<<<<

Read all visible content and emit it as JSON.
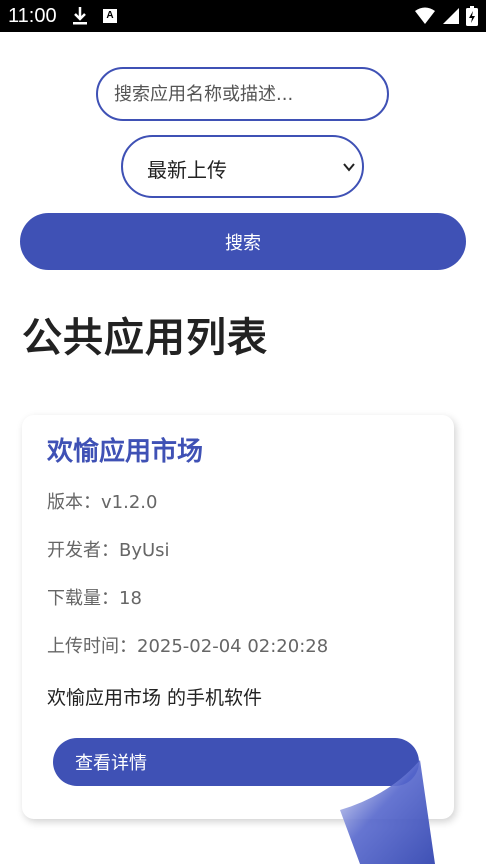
{
  "status_bar": {
    "time": "11:00",
    "notification_icons": [
      "download-icon",
      "a-badge-icon"
    ],
    "system_icons": [
      "wifi-icon",
      "signal-icon",
      "battery-icon"
    ]
  },
  "search": {
    "placeholder": "搜索应用名称或描述...",
    "value": ""
  },
  "sort": {
    "selected": "最新上传"
  },
  "search_button": {
    "label": "搜索"
  },
  "page_title": "公共应用列表",
  "apps": [
    {
      "name": "欢愉应用市场",
      "version": "版本：v1.2.0",
      "developer": "开发者：ByUsi",
      "downloads": "下载量：18",
      "upload_time": "上传时间：2025-02-04 02:20:28",
      "description": "欢愉应用市场 的手机软件",
      "detail_label": "查看详情"
    }
  ],
  "colors": {
    "accent": "#3f51b5",
    "status_bar": "#000000",
    "background": "#ffffff"
  }
}
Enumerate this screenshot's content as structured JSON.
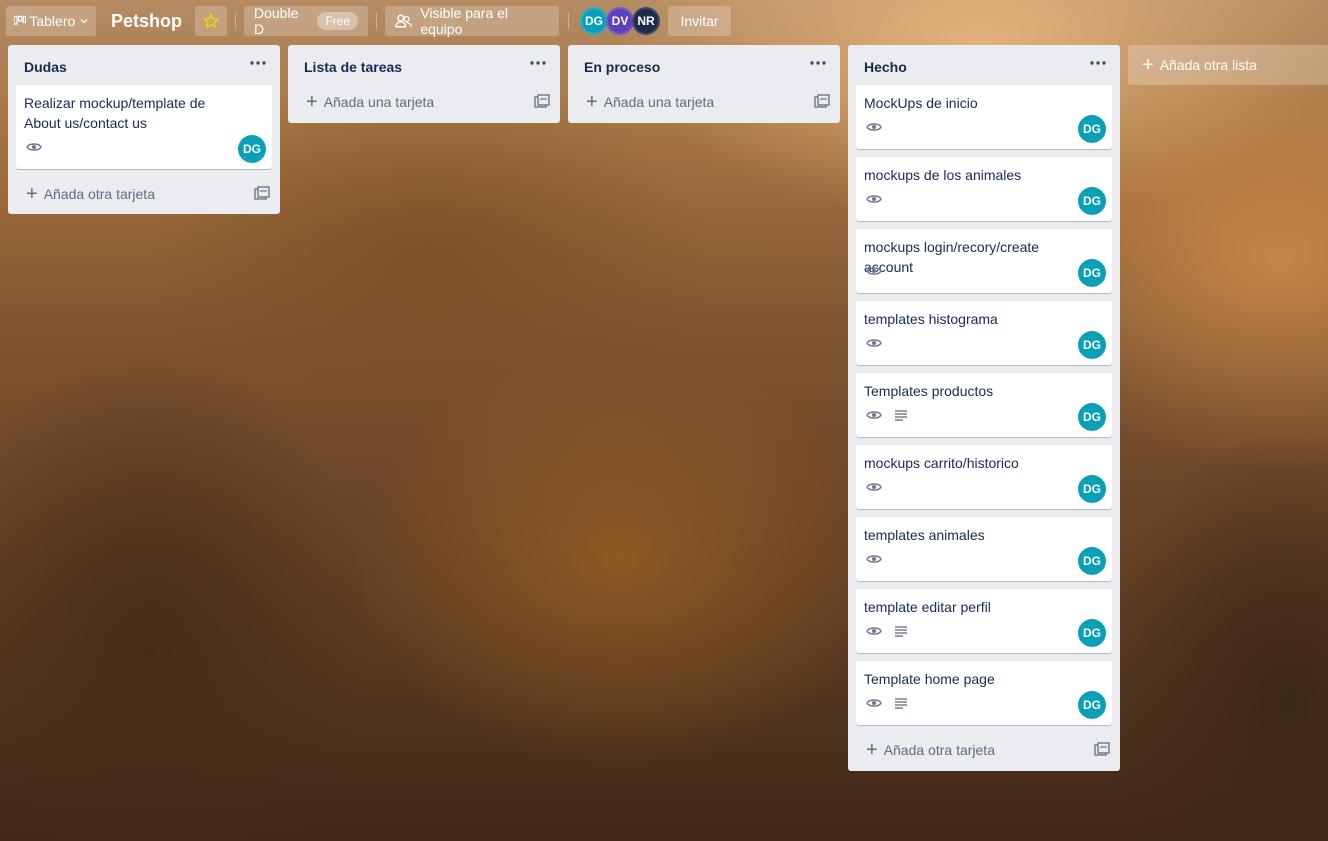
{
  "header": {
    "board_switcher_label": "Tablero",
    "board_title": "Petshop",
    "team_name": "Double D",
    "team_plan": "Free",
    "visibility_label": "Visible para el equipo",
    "members": [
      {
        "initials": "DG",
        "color": "#0aa0b8"
      },
      {
        "initials": "DV",
        "color": "#5f3fbe"
      },
      {
        "initials": "NR",
        "color": "#1c2b4a"
      }
    ],
    "invite_label": "Invitar"
  },
  "lists": [
    {
      "title": "Dudas",
      "cards": [
        {
          "title": "Realizar mockup/template de About us/contact us",
          "avatar": "DG",
          "has_description": false
        }
      ],
      "add_card_label": "Añada otra tarjeta"
    },
    {
      "title": "Lista de tareas",
      "cards": [],
      "add_card_label": "Añada una tarjeta"
    },
    {
      "title": "En proceso",
      "cards": [],
      "add_card_label": "Añada una tarjeta"
    },
    {
      "title": "Hecho",
      "cards": [
        {
          "title": "MockUps de inicio",
          "avatar": "DG",
          "has_description": false
        },
        {
          "title": "mockups de los animales",
          "avatar": "DG",
          "has_description": false
        },
        {
          "title": "mockups login/recory/create account",
          "avatar": "DG",
          "has_description": false
        },
        {
          "title": "templates histograma",
          "avatar": "DG",
          "has_description": false
        },
        {
          "title": "Templates productos",
          "avatar": "DG",
          "has_description": true
        },
        {
          "title": "mockups carrito/historico",
          "avatar": "DG",
          "has_description": false
        },
        {
          "title": "templates animales",
          "avatar": "DG",
          "has_description": false
        },
        {
          "title": "template editar perfil",
          "avatar": "DG",
          "has_description": true
        },
        {
          "title": "Template home page",
          "avatar": "DG",
          "has_description": true
        }
      ],
      "add_card_label": "Añada otra tarjeta"
    }
  ],
  "add_list_label": "Añada otra lista",
  "colors": {
    "list_bg": "#ebecf0",
    "avatar_teal": "#0aa0b8",
    "star": "#f2d600"
  }
}
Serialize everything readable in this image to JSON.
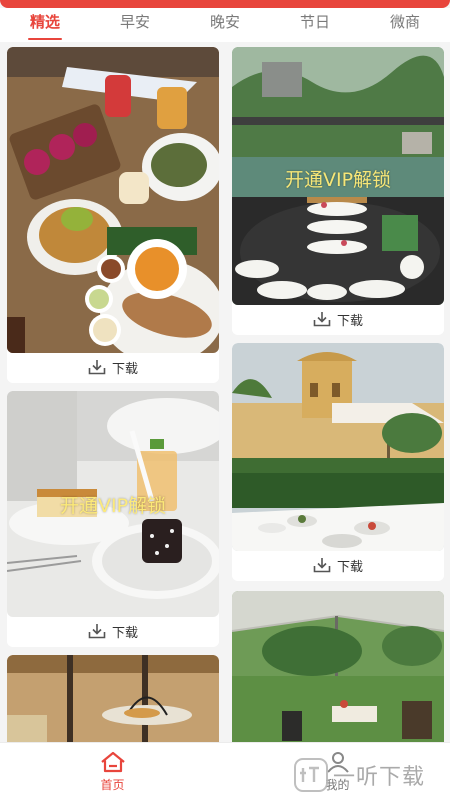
{
  "tabs": [
    {
      "label": "精选"
    },
    {
      "label": "早安"
    },
    {
      "label": "晚安"
    },
    {
      "label": "节日"
    },
    {
      "label": "微商"
    }
  ],
  "cards": [
    {
      "download_label": "下载"
    },
    {
      "download_label": "下载",
      "vip_text": "开通VIP解锁"
    },
    {
      "download_label": "下载",
      "vip_text": "开通VIP解锁"
    },
    {
      "download_label": "下载"
    }
  ],
  "nav": {
    "home_label": "首页",
    "mine_label": "我的"
  },
  "watermark": "一听下载",
  "colors": {
    "accent": "#e8453c"
  }
}
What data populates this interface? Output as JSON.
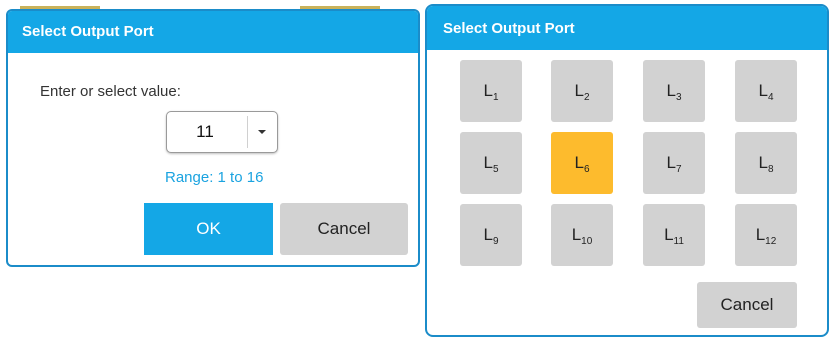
{
  "left_dialog": {
    "title": "Select Output Port",
    "prompt": "Enter or select value:",
    "combo_value": "11",
    "range": "Range: 1 to 16",
    "ok_label": "OK",
    "cancel_label": "Cancel"
  },
  "right_dialog": {
    "title": "Select Output Port",
    "ports": [
      {
        "label": "L",
        "sub": "1"
      },
      {
        "label": "L",
        "sub": "2"
      },
      {
        "label": "L",
        "sub": "3"
      },
      {
        "label": "L",
        "sub": "4"
      },
      {
        "label": "L",
        "sub": "5"
      },
      {
        "label": "L",
        "sub": "6",
        "selected": true
      },
      {
        "label": "L",
        "sub": "7"
      },
      {
        "label": "L",
        "sub": "8"
      },
      {
        "label": "L",
        "sub": "9"
      },
      {
        "label": "L",
        "sub": "10"
      },
      {
        "label": "L",
        "sub": "11"
      },
      {
        "label": "L",
        "sub": "12"
      }
    ],
    "cancel_label": "Cancel"
  },
  "colors": {
    "title_bar": "#14a7e6",
    "accent_blue": "#14a7e6",
    "selected": "#fdbb2d",
    "button_gray": "#d2d2d2"
  },
  "icons": {
    "dropdown": "chevron-down-icon"
  }
}
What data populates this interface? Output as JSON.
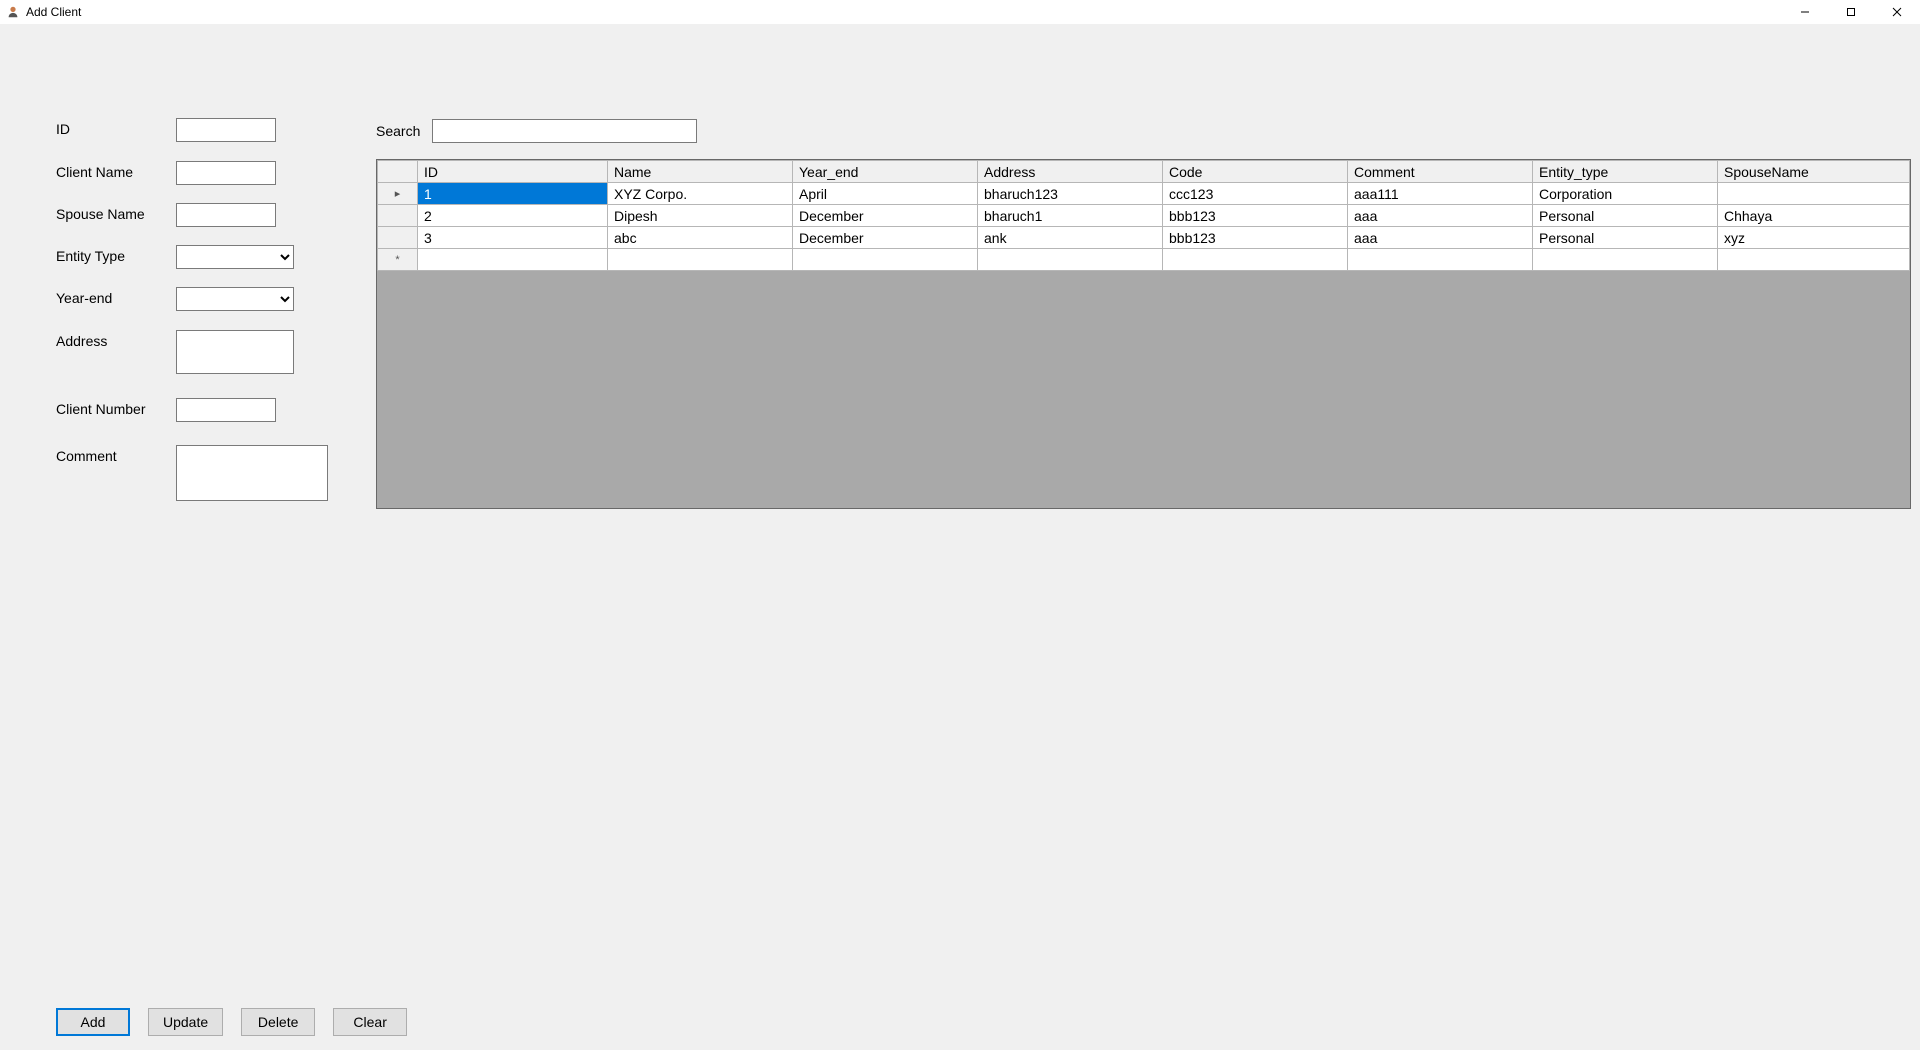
{
  "window": {
    "title": "Add Client"
  },
  "form": {
    "id_label": "ID",
    "client_name_label": "Client Name",
    "spouse_name_label": "Spouse Name",
    "entity_type_label": "Entity Type",
    "year_end_label": "Year-end",
    "address_label": "Address",
    "client_number_label": "Client Number",
    "comment_label": "Comment",
    "id_value": "",
    "client_name_value": "",
    "spouse_name_value": "",
    "entity_type_value": "",
    "year_end_value": "",
    "address_value": "",
    "client_number_value": "",
    "comment_value": ""
  },
  "search": {
    "label": "Search",
    "value": ""
  },
  "grid": {
    "headers": {
      "id": "ID",
      "name": "Name",
      "year_end": "Year_end",
      "address": "Address",
      "code": "Code",
      "comment": "Comment",
      "entity_type": "Entity_type",
      "spouse_name": "SpouseName"
    },
    "rows": [
      {
        "id": "1",
        "name": "XYZ Corpo.",
        "year_end": "April",
        "address": "bharuch123",
        "code": "ccc123",
        "comment": "aaa111",
        "entity_type": "Corporation",
        "spouse_name": ""
      },
      {
        "id": "2",
        "name": "Dipesh",
        "year_end": "December",
        "address": "bharuch1",
        "code": "bbb123",
        "comment": "aaa",
        "entity_type": "Personal",
        "spouse_name": "Chhaya"
      },
      {
        "id": "3",
        "name": "abc",
        "year_end": "December",
        "address": "ank",
        "code": "bbb123",
        "comment": "aaa",
        "entity_type": "Personal",
        "spouse_name": "xyz"
      }
    ],
    "selected_row": 0,
    "row_indicator_current": "▸",
    "row_indicator_new": "*"
  },
  "buttons": {
    "add": "Add",
    "update": "Update",
    "delete": "Delete",
    "clear": "Clear"
  }
}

>>>>

Task to complete: Give only the number of lines in the listing above that include the string "content".

Exercise response: 2